Locate each line of the material that contains "water", then return it.
— Start of Data to use —
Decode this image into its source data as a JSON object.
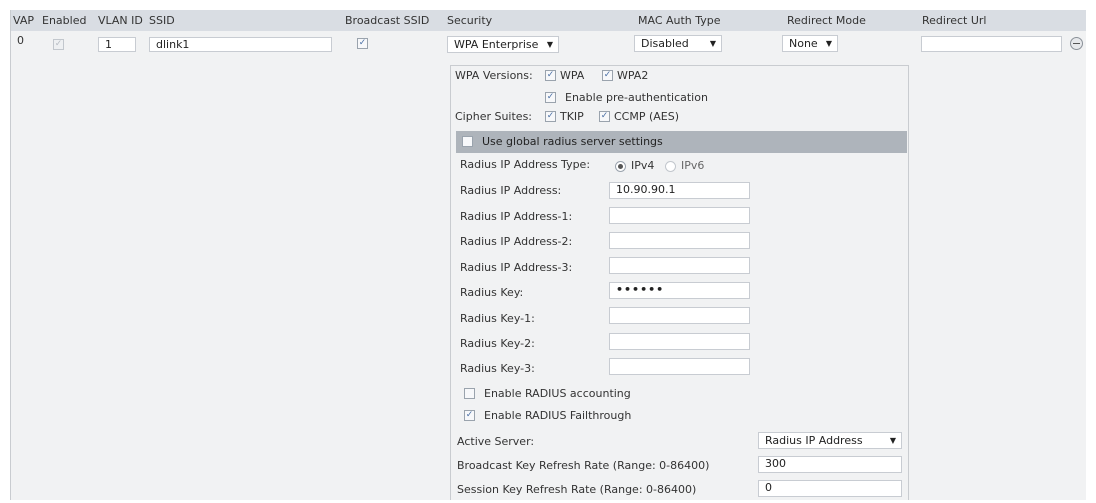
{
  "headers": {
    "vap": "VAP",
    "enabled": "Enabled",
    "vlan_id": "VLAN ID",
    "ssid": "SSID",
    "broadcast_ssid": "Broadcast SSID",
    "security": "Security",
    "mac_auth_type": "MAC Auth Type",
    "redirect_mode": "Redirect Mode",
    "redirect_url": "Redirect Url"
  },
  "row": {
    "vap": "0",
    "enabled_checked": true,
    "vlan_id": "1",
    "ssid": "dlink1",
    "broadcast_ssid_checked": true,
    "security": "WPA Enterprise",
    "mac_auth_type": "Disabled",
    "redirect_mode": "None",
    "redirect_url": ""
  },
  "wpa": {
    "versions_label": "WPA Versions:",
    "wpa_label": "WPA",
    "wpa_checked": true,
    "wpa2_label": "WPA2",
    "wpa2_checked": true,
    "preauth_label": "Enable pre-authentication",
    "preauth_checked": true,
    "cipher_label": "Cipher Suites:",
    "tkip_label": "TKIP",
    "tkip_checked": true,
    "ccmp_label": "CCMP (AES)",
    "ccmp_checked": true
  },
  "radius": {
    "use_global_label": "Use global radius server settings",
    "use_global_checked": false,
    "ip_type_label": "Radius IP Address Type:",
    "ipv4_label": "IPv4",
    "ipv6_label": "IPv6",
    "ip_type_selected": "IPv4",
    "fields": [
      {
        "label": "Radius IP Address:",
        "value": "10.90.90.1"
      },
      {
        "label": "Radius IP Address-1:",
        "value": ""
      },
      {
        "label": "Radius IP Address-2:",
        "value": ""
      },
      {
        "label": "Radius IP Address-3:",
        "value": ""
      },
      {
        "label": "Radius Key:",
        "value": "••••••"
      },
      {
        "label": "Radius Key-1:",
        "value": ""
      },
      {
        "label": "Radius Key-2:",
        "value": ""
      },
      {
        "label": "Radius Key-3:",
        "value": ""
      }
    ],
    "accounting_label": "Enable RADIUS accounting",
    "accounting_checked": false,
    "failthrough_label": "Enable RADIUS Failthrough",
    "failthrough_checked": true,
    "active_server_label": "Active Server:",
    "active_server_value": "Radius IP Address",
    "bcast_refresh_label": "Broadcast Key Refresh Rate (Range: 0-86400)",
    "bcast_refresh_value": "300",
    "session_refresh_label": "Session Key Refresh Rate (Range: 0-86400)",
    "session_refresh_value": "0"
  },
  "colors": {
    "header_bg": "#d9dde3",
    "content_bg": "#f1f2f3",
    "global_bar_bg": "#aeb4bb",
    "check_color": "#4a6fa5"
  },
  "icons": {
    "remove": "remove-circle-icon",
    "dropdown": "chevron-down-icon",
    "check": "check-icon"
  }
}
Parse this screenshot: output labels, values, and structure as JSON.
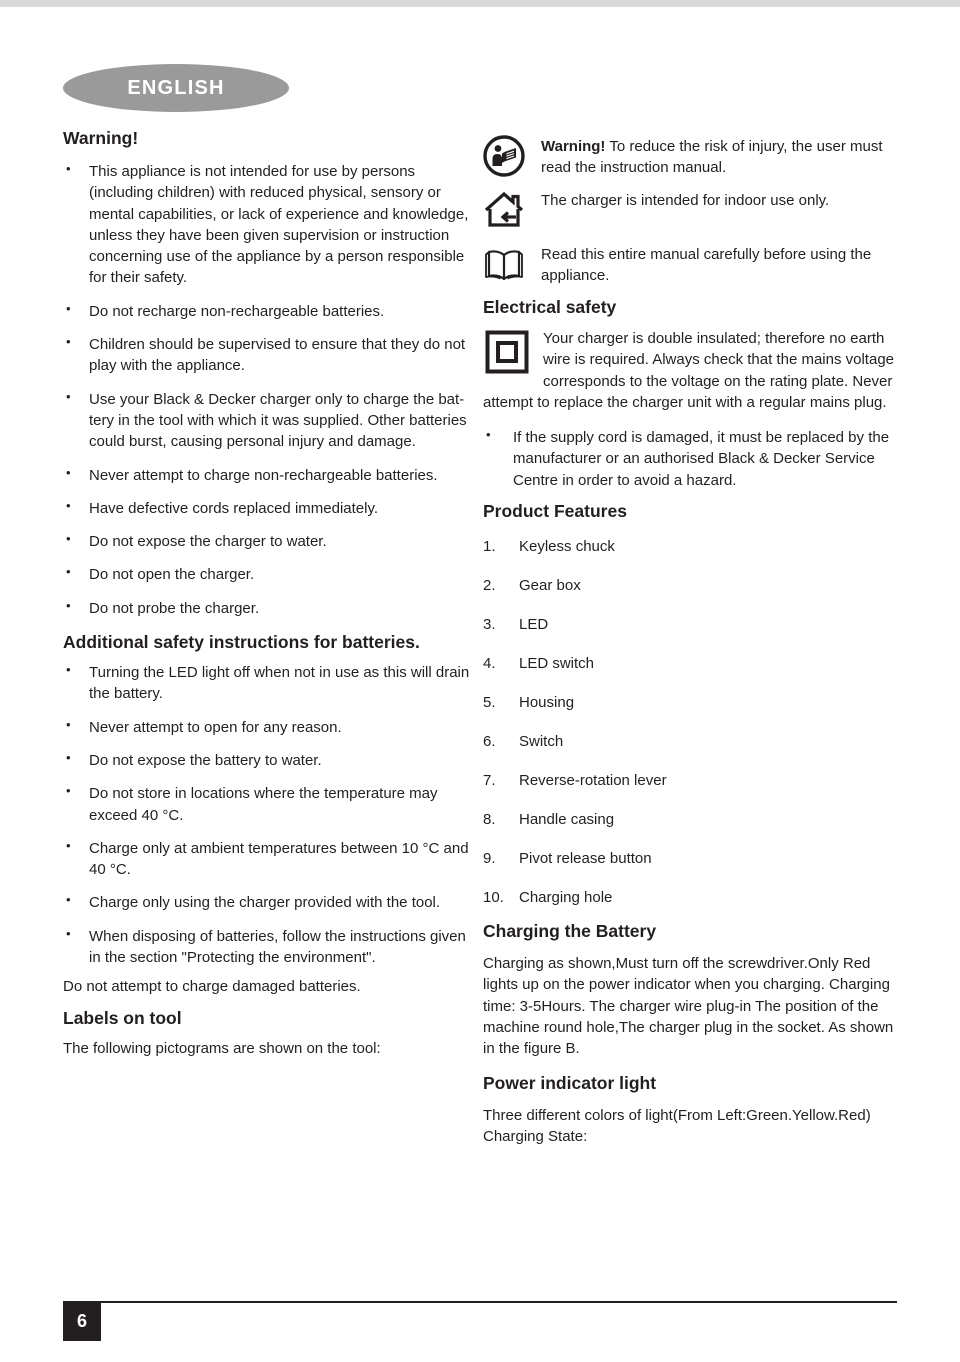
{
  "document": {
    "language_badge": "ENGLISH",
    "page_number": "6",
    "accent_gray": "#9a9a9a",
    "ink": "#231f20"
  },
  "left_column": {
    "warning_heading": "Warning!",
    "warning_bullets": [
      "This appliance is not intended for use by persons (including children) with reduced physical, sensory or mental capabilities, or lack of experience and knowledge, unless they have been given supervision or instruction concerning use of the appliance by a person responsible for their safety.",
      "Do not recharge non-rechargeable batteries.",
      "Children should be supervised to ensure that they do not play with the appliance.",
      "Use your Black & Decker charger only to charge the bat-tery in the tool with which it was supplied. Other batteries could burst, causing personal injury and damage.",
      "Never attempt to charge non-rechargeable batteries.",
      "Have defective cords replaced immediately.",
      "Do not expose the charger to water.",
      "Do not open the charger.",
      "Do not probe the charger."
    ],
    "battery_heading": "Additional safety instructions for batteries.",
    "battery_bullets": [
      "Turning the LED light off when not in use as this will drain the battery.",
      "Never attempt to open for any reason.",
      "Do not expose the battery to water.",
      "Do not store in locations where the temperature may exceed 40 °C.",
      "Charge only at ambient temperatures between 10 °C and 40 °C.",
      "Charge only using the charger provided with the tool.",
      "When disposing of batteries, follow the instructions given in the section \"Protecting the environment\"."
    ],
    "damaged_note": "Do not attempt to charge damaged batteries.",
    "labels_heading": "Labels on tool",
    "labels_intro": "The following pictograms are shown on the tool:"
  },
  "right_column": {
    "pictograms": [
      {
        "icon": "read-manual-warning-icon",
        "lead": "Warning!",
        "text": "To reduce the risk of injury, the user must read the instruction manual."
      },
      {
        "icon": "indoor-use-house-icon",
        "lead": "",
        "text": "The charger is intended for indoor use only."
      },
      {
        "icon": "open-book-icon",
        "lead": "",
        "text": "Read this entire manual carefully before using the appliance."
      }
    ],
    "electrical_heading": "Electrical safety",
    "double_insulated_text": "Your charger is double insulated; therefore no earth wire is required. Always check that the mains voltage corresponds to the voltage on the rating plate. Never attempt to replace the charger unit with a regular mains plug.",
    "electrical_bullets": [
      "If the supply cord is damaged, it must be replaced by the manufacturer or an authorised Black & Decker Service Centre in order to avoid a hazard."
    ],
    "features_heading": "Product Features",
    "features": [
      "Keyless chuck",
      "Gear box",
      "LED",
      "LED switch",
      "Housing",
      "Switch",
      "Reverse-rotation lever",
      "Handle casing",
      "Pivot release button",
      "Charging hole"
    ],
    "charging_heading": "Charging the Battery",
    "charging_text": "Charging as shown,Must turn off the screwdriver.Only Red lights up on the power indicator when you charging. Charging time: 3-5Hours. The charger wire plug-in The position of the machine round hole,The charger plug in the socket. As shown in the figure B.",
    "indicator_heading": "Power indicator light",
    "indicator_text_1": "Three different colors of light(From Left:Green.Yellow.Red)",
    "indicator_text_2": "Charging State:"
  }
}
— End of Data to use —
Task result |
      "Do not expose the charger to water.",
      "Do not expose the battery to water.",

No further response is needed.